**Required work**
Extract all of the entries and set them down verbatim.

(Data records)
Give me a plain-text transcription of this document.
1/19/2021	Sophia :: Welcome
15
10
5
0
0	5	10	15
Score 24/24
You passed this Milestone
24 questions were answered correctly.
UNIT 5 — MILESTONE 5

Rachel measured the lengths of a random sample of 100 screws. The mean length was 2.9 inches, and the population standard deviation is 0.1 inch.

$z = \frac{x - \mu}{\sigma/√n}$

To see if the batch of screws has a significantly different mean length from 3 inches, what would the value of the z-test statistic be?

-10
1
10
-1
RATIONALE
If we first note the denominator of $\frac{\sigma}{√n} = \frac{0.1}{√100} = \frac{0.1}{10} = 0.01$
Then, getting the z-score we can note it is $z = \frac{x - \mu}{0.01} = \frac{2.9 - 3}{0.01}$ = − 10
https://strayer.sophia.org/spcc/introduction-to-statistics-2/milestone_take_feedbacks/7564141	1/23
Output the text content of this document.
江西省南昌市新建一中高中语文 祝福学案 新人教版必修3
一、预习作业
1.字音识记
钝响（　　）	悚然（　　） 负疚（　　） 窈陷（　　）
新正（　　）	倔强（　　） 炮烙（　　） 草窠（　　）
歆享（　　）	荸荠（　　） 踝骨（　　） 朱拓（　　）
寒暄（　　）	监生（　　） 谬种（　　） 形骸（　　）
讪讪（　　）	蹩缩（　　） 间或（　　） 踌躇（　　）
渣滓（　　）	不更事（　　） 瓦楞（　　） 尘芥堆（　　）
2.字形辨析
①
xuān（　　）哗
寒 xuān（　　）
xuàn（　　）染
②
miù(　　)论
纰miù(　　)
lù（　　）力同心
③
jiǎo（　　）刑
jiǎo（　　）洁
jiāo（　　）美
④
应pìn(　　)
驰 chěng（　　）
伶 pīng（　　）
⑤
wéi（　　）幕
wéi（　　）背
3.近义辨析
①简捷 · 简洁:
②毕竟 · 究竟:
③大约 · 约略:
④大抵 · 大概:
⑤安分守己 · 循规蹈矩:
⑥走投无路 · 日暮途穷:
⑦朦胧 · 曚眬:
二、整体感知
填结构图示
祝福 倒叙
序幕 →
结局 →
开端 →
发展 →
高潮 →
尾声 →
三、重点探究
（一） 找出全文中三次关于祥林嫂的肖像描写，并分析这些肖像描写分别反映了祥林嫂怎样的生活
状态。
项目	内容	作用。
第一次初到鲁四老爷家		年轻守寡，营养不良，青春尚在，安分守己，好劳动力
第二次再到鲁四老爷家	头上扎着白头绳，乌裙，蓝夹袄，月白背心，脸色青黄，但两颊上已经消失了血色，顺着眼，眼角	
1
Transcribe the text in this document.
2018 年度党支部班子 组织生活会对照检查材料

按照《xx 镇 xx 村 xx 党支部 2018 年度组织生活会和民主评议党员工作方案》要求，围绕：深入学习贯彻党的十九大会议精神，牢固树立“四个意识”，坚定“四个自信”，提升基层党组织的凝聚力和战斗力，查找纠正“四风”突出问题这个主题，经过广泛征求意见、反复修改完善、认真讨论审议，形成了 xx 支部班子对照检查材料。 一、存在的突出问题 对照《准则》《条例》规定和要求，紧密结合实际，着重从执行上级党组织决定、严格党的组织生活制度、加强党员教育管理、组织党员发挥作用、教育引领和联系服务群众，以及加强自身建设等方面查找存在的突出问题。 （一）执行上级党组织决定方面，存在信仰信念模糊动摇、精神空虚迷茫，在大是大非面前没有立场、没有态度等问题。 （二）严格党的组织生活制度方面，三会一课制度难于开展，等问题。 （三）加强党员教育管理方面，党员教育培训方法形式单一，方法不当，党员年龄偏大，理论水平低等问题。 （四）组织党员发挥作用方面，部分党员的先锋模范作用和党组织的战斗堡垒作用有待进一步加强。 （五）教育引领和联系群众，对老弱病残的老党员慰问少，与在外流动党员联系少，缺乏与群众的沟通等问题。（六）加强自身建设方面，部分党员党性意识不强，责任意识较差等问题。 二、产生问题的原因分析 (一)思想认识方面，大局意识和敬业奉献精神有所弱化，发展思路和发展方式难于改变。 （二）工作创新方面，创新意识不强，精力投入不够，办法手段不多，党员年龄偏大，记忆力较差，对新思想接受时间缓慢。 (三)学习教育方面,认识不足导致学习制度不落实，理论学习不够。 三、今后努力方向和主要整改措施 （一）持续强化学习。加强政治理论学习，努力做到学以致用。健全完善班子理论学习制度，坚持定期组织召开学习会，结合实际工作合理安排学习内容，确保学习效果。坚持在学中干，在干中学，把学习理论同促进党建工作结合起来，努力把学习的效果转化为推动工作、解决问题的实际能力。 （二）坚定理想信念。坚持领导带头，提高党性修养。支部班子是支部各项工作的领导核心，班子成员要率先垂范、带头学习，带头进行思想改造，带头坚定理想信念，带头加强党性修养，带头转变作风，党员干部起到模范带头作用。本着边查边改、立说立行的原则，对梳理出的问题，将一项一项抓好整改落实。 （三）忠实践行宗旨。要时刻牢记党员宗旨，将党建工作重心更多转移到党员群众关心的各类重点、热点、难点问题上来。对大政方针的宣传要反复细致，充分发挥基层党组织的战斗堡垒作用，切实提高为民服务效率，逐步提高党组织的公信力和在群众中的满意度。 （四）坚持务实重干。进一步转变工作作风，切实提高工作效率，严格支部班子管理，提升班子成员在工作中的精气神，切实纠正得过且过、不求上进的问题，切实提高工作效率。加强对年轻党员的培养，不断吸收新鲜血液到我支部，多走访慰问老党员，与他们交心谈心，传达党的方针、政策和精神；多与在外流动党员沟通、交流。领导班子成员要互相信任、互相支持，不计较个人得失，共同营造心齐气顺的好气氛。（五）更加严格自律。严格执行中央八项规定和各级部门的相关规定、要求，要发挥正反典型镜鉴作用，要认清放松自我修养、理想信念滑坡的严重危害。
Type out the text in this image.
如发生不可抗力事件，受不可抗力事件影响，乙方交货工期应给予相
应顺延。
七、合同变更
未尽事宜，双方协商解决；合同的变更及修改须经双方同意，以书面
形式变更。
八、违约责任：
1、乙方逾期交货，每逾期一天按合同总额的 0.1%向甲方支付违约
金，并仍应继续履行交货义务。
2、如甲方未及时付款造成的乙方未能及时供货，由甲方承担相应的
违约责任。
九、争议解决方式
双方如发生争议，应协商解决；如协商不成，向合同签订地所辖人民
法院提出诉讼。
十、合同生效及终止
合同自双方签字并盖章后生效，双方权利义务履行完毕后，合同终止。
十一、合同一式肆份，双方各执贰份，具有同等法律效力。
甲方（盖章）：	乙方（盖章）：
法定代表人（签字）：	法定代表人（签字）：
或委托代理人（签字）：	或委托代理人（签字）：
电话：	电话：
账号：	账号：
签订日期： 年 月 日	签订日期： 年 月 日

**Response for this exercise**
Give me a plain-text transcription of this document.
1/19/2021	Sophia :: Welcome
15
10
5
0
0	5	10	15
Score 24/24
You passed this Milestone
24 questions were answered correctly.
UNIT 5 — MILESTONE 5

Rachel measured the lengths of a random sample of 100 screws. The mean length was 2.9 inches, and the population standard deviation is 0.1 inch.

$z = \frac{x - \mu}{\sigma/√n}$

To see if the batch of screws has a significantly different mean length from 3 inches, what would the value of the z-test statistic be?

-10
1
10
-1
RATIONALE
If we first note the denominator of $\frac{\sigma}{√n} = \frac{0.1}{√100} = \frac{0.1}{10} = 0.01$
Then, getting the z-score we can note it is $z = \frac{x - \mu}{0.01} = \frac{2.9 - 3}{0.01}$ = − 10
https://strayer.sophia.org/spcc/introduction-to-statistics-2/milestone_take_feedbacks/7564141	1/23
Output the text content of this document.
江西省南昌市新建一中高中语文 祝福学案 新人教版必修3
一、预习作业
1.字音识记
钝响（　　）	悚然（　　） 负疚（　　） 窈陷（　　）
新正（　　）	倔强（　　） 炮烙（　　） 草窠（　　）
歆享（　　）	荸荠（　　） 踝骨（　　） 朱拓（　　）
寒暄（　　）	监生（　　） 谬种（　　） 形骸（　　）
讪讪（　　）	蹩缩（　　） 间或（　　） 踌躇（　　）
渣滓（　　）	不更事（　　） 瓦楞（　　） 尘芥堆（　　）
2.字形辨析
①
xuān（　　）哗
寒 xuān（　　）
xuàn（　　）染
②
miù(　　)论
纰miù(　　)
lù（　　）力同心
③
jiǎo（　　）刑
jiǎo（　　）洁
jiāo（　　）美
④
应pìn(　　)
驰 chěng（　　）
伶 pīng（　　）
⑤
wéi（　　）幕
wéi（　　）背
3.近义辨析
①简捷 · 简洁:
②毕竟 · 究竟:
③大约 · 约略:
④大抵 · 大概:
⑤安分守己 · 循规蹈矩:
⑥走投无路 · 日暮途穷:
⑦朦胧 · 曚眬:
二、整体感知
填结构图示
祝福 倒叙
序幕 →
结局 →
开端 →
发展 →
高潮 →
尾声 →
三、重点探究
（一） 找出全文中三次关于祥林嫂的肖像描写，并分析这些肖像描写分别反映了祥林嫂怎样的生活
状态。
项目	内容	作用。
第一次初到鲁四老爷家		年轻守寡，营养不良，青春尚在，安分守己，好劳动力
第二次再到鲁四老爷家	头上扎着白头绳，乌裙，蓝夹袄，月白背心，脸色青黄，但两颊上已经消失了血色，顺着眼，眼角	
1
Transcribe the text in this document.
2018 年度党支部班子 组织生活会对照检查材料

按照《xx 镇 xx 村 xx 党支部 2018 年度组织生活会和民主评议党员工作方案》要求，围绕：深入学习贯彻党的十九大会议精神，牢固树立“四个意识”，坚定“四个自信”，提升基层党组织的凝聚力和战斗力，查找纠正“四风”突出问题这个主题，经过广泛征求意见、反复修改完善、认真讨论审议，形成了 xx 支部班子对照检查材料。 一、存在的突出问题 对照《准则》《条例》规定和要求，紧密结合实际，着重从执行上级党组织决定、严格党的组织生活制度、加强党员教育管理、组织党员发挥作用、教育引领和联系服务群众，以及加强自身建设等方面查找存在的突出问题。 （一）执行上级党组织决定方面，存在信仰信念模糊动摇、精神空虚迷茫，在大是大非面前没有立场、没有态度等问题。 （二）严格党的组织生活制度方面，三会一课制度难于开展，等问题。 （三）加强党员教育管理方面，党员教育培训方法形式单一，方法不当，党员年龄偏大，理论水平低等问题。 （四）组织党员发挥作用方面，部分党员的先锋模范作用和党组织的战斗堡垒作用有待进一步加强。 （五）教育引领和联系群众，对老弱病残的老党员慰问少，与在外流动党员联系少，缺乏与群众的沟通等问题。（六）加强自身建设方面，部分党员党性意识不强，责任意识较差等问题。 二、产生问题的原因分析 (一)思想认识方面，大局意识和敬业奉献精神有所弱化，发展思路和发展方式难于改变。 （二）工作创新方面，创新意识不强，精力投入不够，办法手段不多，党员年龄偏大，记忆力较差，对新思想接受时间缓慢。 (三)学习教育方面,认识不足导致学习制度不落实，理论学习不够。 三、今后努力方向和主要整改措施 （一）持续强化学习。加强政治理论学习，努力做到学以致用。健全完善班子理论学习制度，坚持定期组织召开学习会，结合实际工作合理安排学习内容，确保学习效果。坚持在学中干，在干中学，把学习理论同促进党建工作结合起来，努力把学习的效果转化为推动工作、解决问题的实际能力。 （二）坚定理想信念。坚持领导带头，提高党性修养。支部班子是支部各项工作的领导核心，班子成员要率先垂范、带头学习，带头进行思想改造，带头坚定理想信念，带头加强党性修养，带头转变作风，党员干部起到模范带头作用。本着边查边改、立说立行的原则，对梳理出的问题，将一项一项抓好整改落实。 （三）忠实践行宗旨。要时刻牢记党员宗旨，将党建工作重心更多转移到党员群众关心的各类重点、热点、难点问题上来。对大政方针的宣传要反复细致，充分发挥基层党组织的战斗堡垒作用，切实提高为民服务效率，逐步提高党组织的公信力和在群众中的满意度。 （四）坚持务实重干。进一步转变工作作风，切实提高工作效率，严格支部班子管理，提升班子成员在工作中的精气神，切实纠正得过且过、不求上进的问题，切实提高工作效率。加强对年轻党员的培养，不断吸收新鲜血液到我支部，多走访慰问老党员，与他们交心谈心，传达党的方针、政策和精神；多与在外流动党员沟通、交流。领导班子成员要互相信任、互相支持，不计较个人得失，共同营造心齐气顺的好气氛。（五）更加严格自律。严格执行中央八项规定和各级部门的相关规定、要求，要发挥正反典型镜鉴作用，要认清放松自我修养、理想信念滑坡的严重危害。
Type out the text in this image.
如发生不可抗力事件，受不可抗力事件影响，乙方交货工期应给予相
应顺延。
七、合同变更
未尽事宜，双方协商解决；合同的变更及修改须经双方同意，以书面
形式变更。
八、违约责任：
1、乙方逾期交货，每逾期一天按合同总额的 0.1%向甲方支付违约
金，并仍应继续履行交货义务。
2、如甲方未及时付款造成的乙方未能及时供货，由甲方承担相应的
违约责任。
九、争议解决方式
双方如发生争议，应协商解决；如协商不成，向合同签订地所辖人民
法院提出诉讼。
十、合同生效及终止
合同自双方签字并盖章后生效，双方权利义务履行完毕后，合同终止。
十一、合同一式肆份，双方各执贰份，具有同等法律效力。
甲方（盖章）：	乙方（盖章）：
法定代表人（签字）：	法定代表人（签字）：
或委托代理人（签字）：	或委托代理人（签字）：
电话：	电话：
账号：	账号：
签订日期： 年 月 日	签订日期： 年 月 日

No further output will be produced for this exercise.